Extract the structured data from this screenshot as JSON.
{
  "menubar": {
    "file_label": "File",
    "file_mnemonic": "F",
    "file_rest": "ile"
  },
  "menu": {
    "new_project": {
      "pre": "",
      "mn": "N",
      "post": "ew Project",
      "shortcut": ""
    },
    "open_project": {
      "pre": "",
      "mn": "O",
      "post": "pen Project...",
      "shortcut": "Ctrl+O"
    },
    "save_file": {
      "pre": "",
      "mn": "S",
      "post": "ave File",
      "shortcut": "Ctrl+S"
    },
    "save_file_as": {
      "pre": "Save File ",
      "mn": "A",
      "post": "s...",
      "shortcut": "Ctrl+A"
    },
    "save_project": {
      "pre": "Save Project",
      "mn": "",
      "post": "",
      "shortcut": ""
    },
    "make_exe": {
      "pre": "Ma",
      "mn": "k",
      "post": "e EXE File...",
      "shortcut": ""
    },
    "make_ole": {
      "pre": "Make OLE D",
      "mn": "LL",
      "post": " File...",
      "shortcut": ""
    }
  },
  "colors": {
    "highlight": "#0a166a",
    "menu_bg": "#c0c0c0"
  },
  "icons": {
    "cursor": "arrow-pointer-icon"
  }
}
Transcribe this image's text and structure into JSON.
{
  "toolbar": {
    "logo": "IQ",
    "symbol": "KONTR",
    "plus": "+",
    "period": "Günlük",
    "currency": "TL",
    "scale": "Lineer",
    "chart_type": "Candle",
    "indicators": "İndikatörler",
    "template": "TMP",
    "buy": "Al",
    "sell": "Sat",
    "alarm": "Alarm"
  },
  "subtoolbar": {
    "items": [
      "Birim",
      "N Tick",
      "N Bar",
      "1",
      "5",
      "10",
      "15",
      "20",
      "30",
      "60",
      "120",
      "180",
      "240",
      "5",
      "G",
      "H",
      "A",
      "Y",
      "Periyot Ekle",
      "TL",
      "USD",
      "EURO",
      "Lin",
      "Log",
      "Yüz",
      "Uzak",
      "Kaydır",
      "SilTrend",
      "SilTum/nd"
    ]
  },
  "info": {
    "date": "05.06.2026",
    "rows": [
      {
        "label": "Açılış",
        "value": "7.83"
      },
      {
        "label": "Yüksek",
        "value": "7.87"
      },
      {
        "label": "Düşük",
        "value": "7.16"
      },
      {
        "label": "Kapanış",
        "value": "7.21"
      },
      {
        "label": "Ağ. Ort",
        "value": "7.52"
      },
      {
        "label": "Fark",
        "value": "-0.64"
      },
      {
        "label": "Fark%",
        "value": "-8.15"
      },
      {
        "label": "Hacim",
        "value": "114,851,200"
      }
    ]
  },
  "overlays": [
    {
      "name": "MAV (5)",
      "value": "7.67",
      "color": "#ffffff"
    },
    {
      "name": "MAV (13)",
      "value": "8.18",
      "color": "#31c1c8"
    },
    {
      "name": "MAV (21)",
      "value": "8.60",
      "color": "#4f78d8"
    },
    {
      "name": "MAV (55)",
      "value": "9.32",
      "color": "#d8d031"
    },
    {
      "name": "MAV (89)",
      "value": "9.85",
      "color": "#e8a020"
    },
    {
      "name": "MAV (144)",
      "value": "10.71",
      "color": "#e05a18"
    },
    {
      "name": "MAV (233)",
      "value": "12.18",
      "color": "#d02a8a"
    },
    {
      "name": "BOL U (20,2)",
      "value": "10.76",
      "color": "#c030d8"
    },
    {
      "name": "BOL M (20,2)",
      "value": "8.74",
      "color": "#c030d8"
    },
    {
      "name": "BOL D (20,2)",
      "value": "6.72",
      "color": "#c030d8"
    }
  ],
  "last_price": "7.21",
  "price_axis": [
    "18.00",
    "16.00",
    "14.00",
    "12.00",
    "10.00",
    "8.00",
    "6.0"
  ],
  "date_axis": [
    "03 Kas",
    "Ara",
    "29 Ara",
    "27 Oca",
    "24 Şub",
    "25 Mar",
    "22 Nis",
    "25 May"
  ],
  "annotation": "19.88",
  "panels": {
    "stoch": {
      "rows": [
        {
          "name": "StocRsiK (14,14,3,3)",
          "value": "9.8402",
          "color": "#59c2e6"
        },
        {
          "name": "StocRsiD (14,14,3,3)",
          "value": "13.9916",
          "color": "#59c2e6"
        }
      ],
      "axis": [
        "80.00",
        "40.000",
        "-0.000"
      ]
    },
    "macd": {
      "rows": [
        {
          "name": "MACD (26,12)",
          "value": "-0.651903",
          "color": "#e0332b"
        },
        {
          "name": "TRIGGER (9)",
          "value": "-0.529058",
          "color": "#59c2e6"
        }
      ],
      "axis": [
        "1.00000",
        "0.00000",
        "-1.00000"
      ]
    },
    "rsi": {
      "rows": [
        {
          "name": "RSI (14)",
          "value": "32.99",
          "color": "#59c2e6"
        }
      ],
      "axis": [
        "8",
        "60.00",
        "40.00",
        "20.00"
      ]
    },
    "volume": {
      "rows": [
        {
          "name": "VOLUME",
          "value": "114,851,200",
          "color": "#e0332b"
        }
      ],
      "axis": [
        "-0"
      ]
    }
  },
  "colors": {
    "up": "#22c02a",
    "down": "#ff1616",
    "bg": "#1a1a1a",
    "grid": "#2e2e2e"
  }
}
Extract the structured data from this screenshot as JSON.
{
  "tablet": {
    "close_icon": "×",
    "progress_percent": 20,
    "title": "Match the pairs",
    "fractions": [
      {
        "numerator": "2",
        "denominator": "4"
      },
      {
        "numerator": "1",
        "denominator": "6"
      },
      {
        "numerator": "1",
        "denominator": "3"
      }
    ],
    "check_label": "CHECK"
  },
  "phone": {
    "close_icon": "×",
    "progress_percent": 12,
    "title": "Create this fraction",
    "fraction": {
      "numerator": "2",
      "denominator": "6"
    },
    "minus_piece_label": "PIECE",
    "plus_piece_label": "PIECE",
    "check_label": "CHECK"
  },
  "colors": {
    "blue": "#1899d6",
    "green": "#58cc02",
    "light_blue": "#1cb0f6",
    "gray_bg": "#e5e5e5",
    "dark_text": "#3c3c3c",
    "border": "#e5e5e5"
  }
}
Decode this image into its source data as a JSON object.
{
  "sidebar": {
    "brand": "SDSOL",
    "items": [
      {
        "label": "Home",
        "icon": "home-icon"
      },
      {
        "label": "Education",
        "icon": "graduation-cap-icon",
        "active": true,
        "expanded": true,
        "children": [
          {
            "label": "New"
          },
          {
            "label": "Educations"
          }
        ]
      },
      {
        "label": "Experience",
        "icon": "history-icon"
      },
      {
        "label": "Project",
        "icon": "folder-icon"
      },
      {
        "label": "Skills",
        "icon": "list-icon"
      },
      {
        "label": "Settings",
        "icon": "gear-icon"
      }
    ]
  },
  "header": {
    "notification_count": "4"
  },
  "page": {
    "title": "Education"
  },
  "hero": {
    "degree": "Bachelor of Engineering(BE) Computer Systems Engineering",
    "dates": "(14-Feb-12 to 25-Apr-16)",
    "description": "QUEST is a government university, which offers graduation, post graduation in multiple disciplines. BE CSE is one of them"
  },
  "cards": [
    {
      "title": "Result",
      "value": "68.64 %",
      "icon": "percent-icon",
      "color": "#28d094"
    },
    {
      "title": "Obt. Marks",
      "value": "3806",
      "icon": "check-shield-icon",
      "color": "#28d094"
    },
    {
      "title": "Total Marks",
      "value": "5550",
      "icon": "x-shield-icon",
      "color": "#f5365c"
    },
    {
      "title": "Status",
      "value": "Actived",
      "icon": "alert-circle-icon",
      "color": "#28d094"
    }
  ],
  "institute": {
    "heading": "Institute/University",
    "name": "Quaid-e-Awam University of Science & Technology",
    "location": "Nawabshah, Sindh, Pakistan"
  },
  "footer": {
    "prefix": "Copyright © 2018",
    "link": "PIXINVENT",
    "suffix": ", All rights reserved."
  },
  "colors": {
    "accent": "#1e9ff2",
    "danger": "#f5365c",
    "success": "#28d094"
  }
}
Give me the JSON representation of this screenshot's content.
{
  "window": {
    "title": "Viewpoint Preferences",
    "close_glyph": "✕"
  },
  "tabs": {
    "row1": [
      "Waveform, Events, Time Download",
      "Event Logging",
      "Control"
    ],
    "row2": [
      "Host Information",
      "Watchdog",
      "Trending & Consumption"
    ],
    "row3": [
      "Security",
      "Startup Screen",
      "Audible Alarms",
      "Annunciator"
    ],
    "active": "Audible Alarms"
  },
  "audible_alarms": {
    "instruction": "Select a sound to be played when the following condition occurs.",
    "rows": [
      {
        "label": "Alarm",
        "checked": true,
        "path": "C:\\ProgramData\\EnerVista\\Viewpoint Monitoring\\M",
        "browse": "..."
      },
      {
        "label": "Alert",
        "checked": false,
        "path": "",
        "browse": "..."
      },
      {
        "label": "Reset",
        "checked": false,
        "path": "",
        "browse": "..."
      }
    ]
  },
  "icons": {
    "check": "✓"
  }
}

AIM
Only the lines from the one that contains "Give me the" to the end of the entries above should be given again, exactly and in full.

COMPLETE RESPONSE
Give me the JSON representation of this screenshot's content.
{
  "window": {
    "title": "Viewpoint Preferences",
    "close_glyph": "✕"
  },
  "tabs": {
    "row1": [
      "Waveform, Events, Time Download",
      "Event Logging",
      "Control"
    ],
    "row2": [
      "Host Information",
      "Watchdog",
      "Trending & Consumption"
    ],
    "row3": [
      "Security",
      "Startup Screen",
      "Audible Alarms",
      "Annunciator"
    ],
    "active": "Audible Alarms"
  },
  "audible_alarms": {
    "instruction": "Select a sound to be played when the following condition occurs.",
    "rows": [
      {
        "label": "Alarm",
        "checked": true,
        "path": "C:\\ProgramData\\EnerVista\\Viewpoint Monitoring\\M",
        "browse": "..."
      },
      {
        "label": "Alert",
        "checked": false,
        "path": "",
        "browse": "..."
      },
      {
        "label": "Reset",
        "checked": false,
        "path": "",
        "browse": "..."
      }
    ]
  },
  "icons": {
    "check": "✓"
  }
}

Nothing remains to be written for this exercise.